[EXERCISE]: Images embedded in the records are excluded; print everything else exactly as given.

::::

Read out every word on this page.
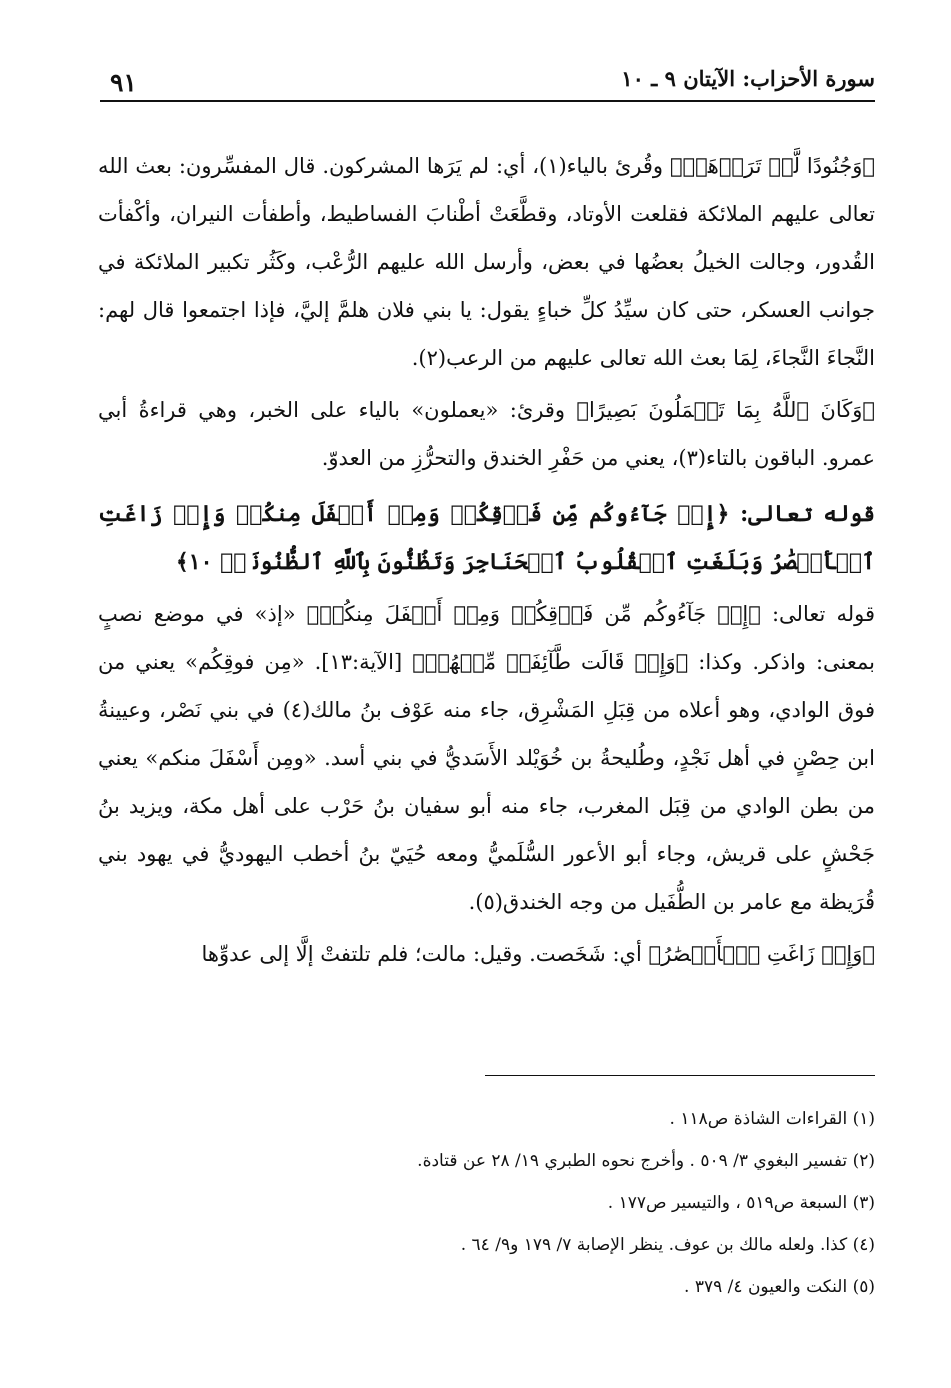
سورة الأحزاب: الآيتان ٩ ـ ١٠
٩١

﴿وَجُنُودًا لَّمۡ تَرَوۡهَاۚ﴾ وقُرئ بالياء(١)، أي: لم يَرَها المشركون. قال المفسِّرون: بعث الله تعالى عليهم الملائكة فقلعت الأوتاد، وقطَّعَتْ أطْنابَ الفساطيط، وأطفأت النيران، وأكْفأت القُدور، وجالت الخيلُ بعضُها في بعض، وأرسل الله عليهم الرُّعْب، وكَثُر تكبير الملائكة في جوانب العسكر، حتى كان سيِّدُ كلِّ خباءٍ يقول: يا بني فلان هلمَّ إليَّ، فإذا اجتمعوا قال لهم: النَّجاءَ النَّجاءَ، لِمَا بعث الله تعالى عليهم من الرعب(٢).

﴿وَكَانَ ٱللَّهُ بِمَا تَعۡمَلُونَ بَصِيرًا﴾ وقرئ: «يعملون» بالياء على الخبر، وهي قراءةُ أبي عمرو. الباقون بالتاء(٣)، يعني من حَفْرِ الخندق والتحرُّزِ من العدوّ.

قوله تعالى: ﴿إِذۡ جَآءُوكُم مِّن فَوۡقِكُمۡ وَمِنۡ أَسۡفَلَ مِنكُمۡ وَإِذۡ زَاغَتِ ٱلۡأَبۡصَٰرُ وَبَلَغَتِ ٱلۡقُلُوبُ ٱلۡحَنَاجِرَ وَتَظُنُّونَ بِٱللَّهِ ٱلظُّنُونَا۠ ١٠﴾

قوله تعالى: ﴿إِذۡ جَآءُوكُم مِّن فَوۡقِكُمۡ وَمِنۡ أَسۡفَلَ مِنكُمۡ﴾ «إذ» في موضع نصبٍ بمعنى: واذكر. وكذا: ﴿وَإِذۡ قَالَت طَّآئِفَةٞ مِّنۡهُمۡ﴾ [الآية:١٣]. «مِن فوقِكُم» يعني من فوق الوادي، وهو أعلاه من قِبَلِ المَشْرِق، جاء منه عَوْف بنُ مالك(٤) في بني نَصْر، وعيينةُ ابن حِصْنٍ في أهل نَجْدٍ، وطُليحةُ بن خُوَيْلد الأَسَديُّ في بني أسد. «ومِن أَسْفَلَ منكم» يعني من بطن الوادي من قِبَل المغرب، جاء منه أبو سفيان بنُ حَرْب على أهل مكة، ويزيد بنُ جَحْشٍ على قريش، وجاء أبو الأعور السُّلَميُّ ومعه حُيَيّ بنُ أخطب اليهوديُّ في يهود بني قُرَيظة مع عامر بن الطُّفَيل من وجه الخندق(٥).

﴿وَإِذۡ زَاغَتِ ٱلۡأَبۡصَٰرُ﴾ أي: شَخَصت. وقيل: مالت؛ فلم تلتفتْ إلَّا إلى عدوِّها

(١) القراءات الشاذة ص١١٨ .
(٢) تفسير البغوي ٣/ ٥٠٩ . وأخرج نحوه الطبري ١٩/ ٢٨ عن قتادة.
(٣) السبعة ص٥١٩ ، والتيسير ص١٧٧ .
(٤) كذا. ولعله مالك بن عوف. ينظر الإصابة ٧/ ١٧٩ و٩/ ٦٤ .
(٥) النكت والعيون ٤/ ٣٧٩ .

::::

[FULL SOLUTION]:
Read out every word on this page.
سورة الأحزاب: الآيتان ٩ ـ ١٠
٩١

﴿وَجُنُودًا لَّمۡ تَرَوۡهَاۚ﴾ وقُرئ بالياء(١)، أي: لم يَرَها المشركون. قال المفسِّرون: بعث الله تعالى عليهم الملائكة فقلعت الأوتاد، وقطَّعَتْ أطْنابَ الفساطيط، وأطفأت النيران، وأكْفأت القُدور، وجالت الخيلُ بعضُها في بعض، وأرسل الله عليهم الرُّعْب، وكَثُر تكبير الملائكة في جوانب العسكر، حتى كان سيِّدُ كلِّ خباءٍ يقول: يا بني فلان هلمَّ إليَّ، فإذا اجتمعوا قال لهم: النَّجاءَ النَّجاءَ، لِمَا بعث الله تعالى عليهم من الرعب(٢).

﴿وَكَانَ ٱللَّهُ بِمَا تَعۡمَلُونَ بَصِيرًا﴾ وقرئ: «يعملون» بالياء على الخبر، وهي قراءةُ أبي عمرو. الباقون بالتاء(٣)، يعني من حَفْرِ الخندق والتحرُّزِ من العدوّ.

قوله تعالى: ﴿إِذۡ جَآءُوكُم مِّن فَوۡقِكُمۡ وَمِنۡ أَسۡفَلَ مِنكُمۡ وَإِذۡ زَاغَتِ ٱلۡأَبۡصَٰرُ وَبَلَغَتِ ٱلۡقُلُوبُ ٱلۡحَنَاجِرَ وَتَظُنُّونَ بِٱللَّهِ ٱلظُّنُونَا۠ ١٠﴾

قوله تعالى: ﴿إِذۡ جَآءُوكُم مِّن فَوۡقِكُمۡ وَمِنۡ أَسۡفَلَ مِنكُمۡ﴾ «إذ» في موضع نصبٍ بمعنى: واذكر. وكذا: ﴿وَإِذۡ قَالَت طَّآئِفَةٞ مِّنۡهُمۡ﴾ [الآية:١٣]. «مِن فوقِكُم» يعني من فوق الوادي، وهو أعلاه من قِبَلِ المَشْرِق، جاء منه عَوْف بنُ مالك(٤) في بني نَصْر، وعيينةُ ابن حِصْنٍ في أهل نَجْدٍ، وطُليحةُ بن خُوَيْلد الأَسَديُّ في بني أسد. «ومِن أَسْفَلَ منكم» يعني من بطن الوادي من قِبَل المغرب، جاء منه أبو سفيان بنُ حَرْب على أهل مكة، ويزيد بنُ جَحْشٍ على قريش، وجاء أبو الأعور السُّلَميُّ ومعه حُيَيّ بنُ أخطب اليهوديُّ في يهود بني قُرَيظة مع عامر بن الطُّفَيل من وجه الخندق(٥).

﴿وَإِذۡ زَاغَتِ ٱلۡأَبۡصَٰرُ﴾ أي: شَخَصت. وقيل: مالت؛ فلم تلتفتْ إلَّا إلى عدوِّها

(١) القراءات الشاذة ص١١٨ .
(٢) تفسير البغوي ٣/ ٥٠٩ . وأخرج نحوه الطبري ١٩/ ٢٨ عن قتادة.
(٣) السبعة ص٥١٩ ، والتيسير ص١٧٧ .
(٤) كذا. ولعله مالك بن عوف. ينظر الإصابة ٧/ ١٧٩ و٩/ ٦٤ .
(٥) النكت والعيون ٤/ ٣٧٩ .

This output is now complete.